═════ STORED ROWS
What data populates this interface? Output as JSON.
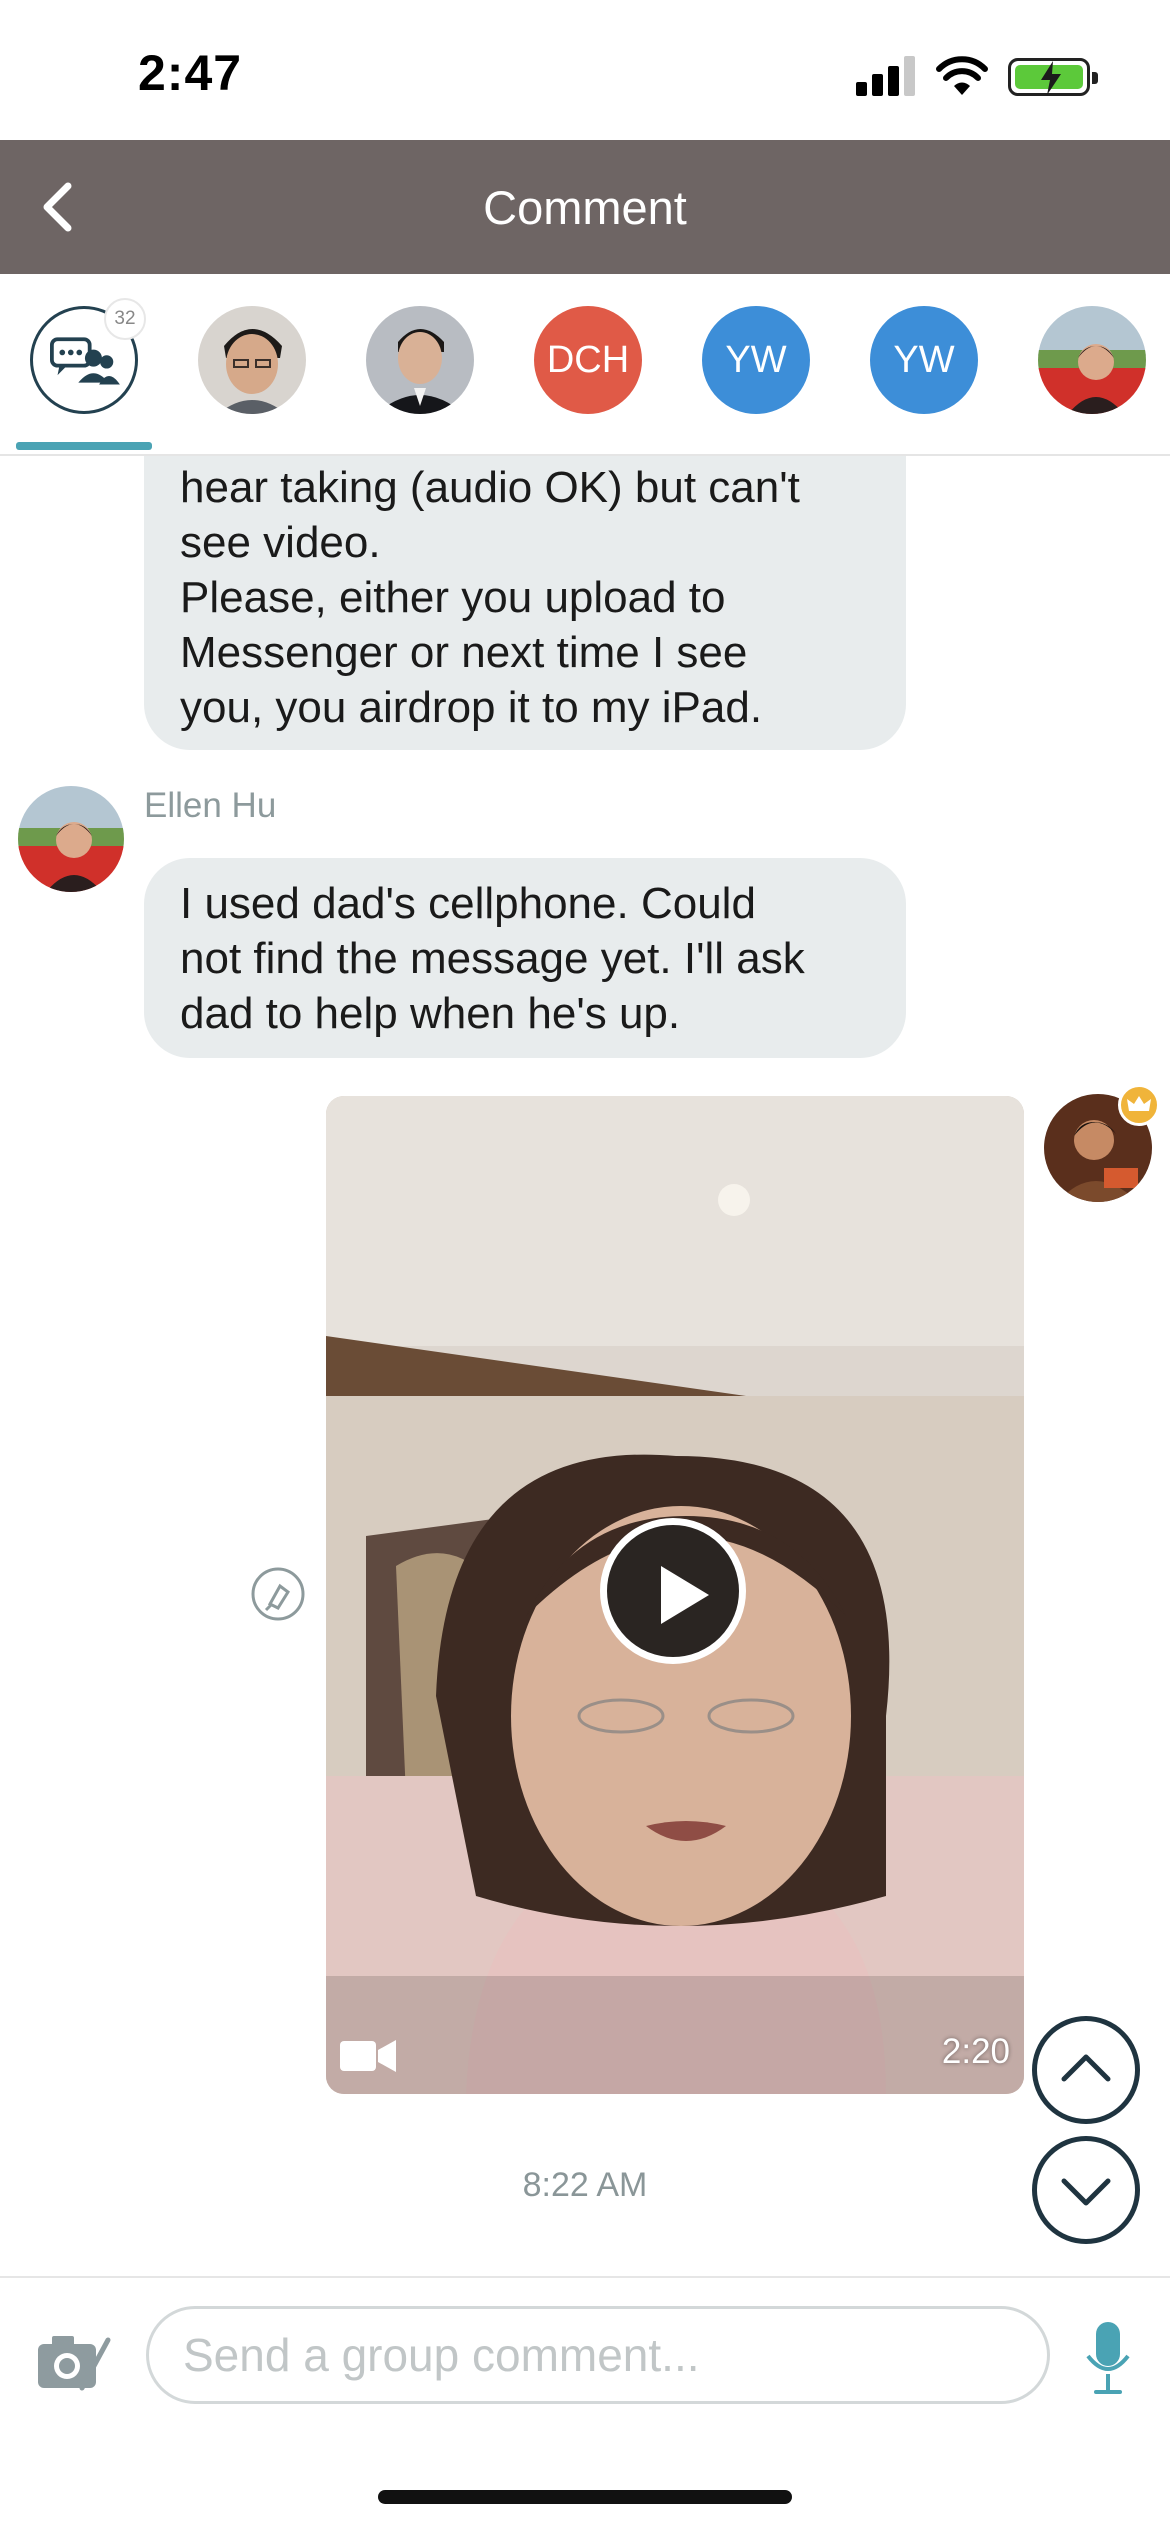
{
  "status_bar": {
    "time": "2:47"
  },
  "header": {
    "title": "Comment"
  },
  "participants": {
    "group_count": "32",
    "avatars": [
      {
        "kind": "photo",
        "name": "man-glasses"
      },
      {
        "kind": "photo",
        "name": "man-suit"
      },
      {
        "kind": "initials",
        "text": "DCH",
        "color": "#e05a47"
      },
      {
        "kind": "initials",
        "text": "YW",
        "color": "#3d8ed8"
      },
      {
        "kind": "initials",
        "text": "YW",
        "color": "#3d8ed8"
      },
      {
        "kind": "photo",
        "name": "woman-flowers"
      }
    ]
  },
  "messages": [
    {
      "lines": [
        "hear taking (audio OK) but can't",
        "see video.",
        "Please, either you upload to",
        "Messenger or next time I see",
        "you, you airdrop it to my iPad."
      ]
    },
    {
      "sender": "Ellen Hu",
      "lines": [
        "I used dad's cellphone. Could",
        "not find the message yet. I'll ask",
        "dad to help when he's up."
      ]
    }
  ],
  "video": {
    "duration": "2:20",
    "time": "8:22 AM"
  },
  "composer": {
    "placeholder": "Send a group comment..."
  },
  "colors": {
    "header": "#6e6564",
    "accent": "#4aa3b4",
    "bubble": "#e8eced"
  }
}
══════════
• _SHORT EXERCISE_:
Print out the material word for word, omitting the pictures.

• _TASK SOLUTION_:
What data populates this interface? Output as JSON.
{
  "status_bar": {
    "time": "2:47"
  },
  "header": {
    "title": "Comment"
  },
  "participants": {
    "group_count": "32",
    "avatars": [
      {
        "kind": "photo",
        "name": "man-glasses"
      },
      {
        "kind": "photo",
        "name": "man-suit"
      },
      {
        "kind": "initials",
        "text": "DCH",
        "color": "#e05a47"
      },
      {
        "kind": "initials",
        "text": "YW",
        "color": "#3d8ed8"
      },
      {
        "kind": "initials",
        "text": "YW",
        "color": "#3d8ed8"
      },
      {
        "kind": "photo",
        "name": "woman-flowers"
      }
    ]
  },
  "messages": [
    {
      "lines": [
        "hear taking (audio OK) but can't",
        "see video.",
        "Please, either you upload to",
        "Messenger or next time I see",
        "you, you airdrop it to my iPad."
      ]
    },
    {
      "sender": "Ellen Hu",
      "lines": [
        "I used dad's cellphone. Could",
        "not find the message yet. I'll ask",
        "dad to help when he's up."
      ]
    }
  ],
  "video": {
    "duration": "2:20",
    "time": "8:22 AM"
  },
  "composer": {
    "placeholder": "Send a group comment..."
  },
  "colors": {
    "header": "#6e6564",
    "accent": "#4aa3b4",
    "bubble": "#e8eced"
  }
}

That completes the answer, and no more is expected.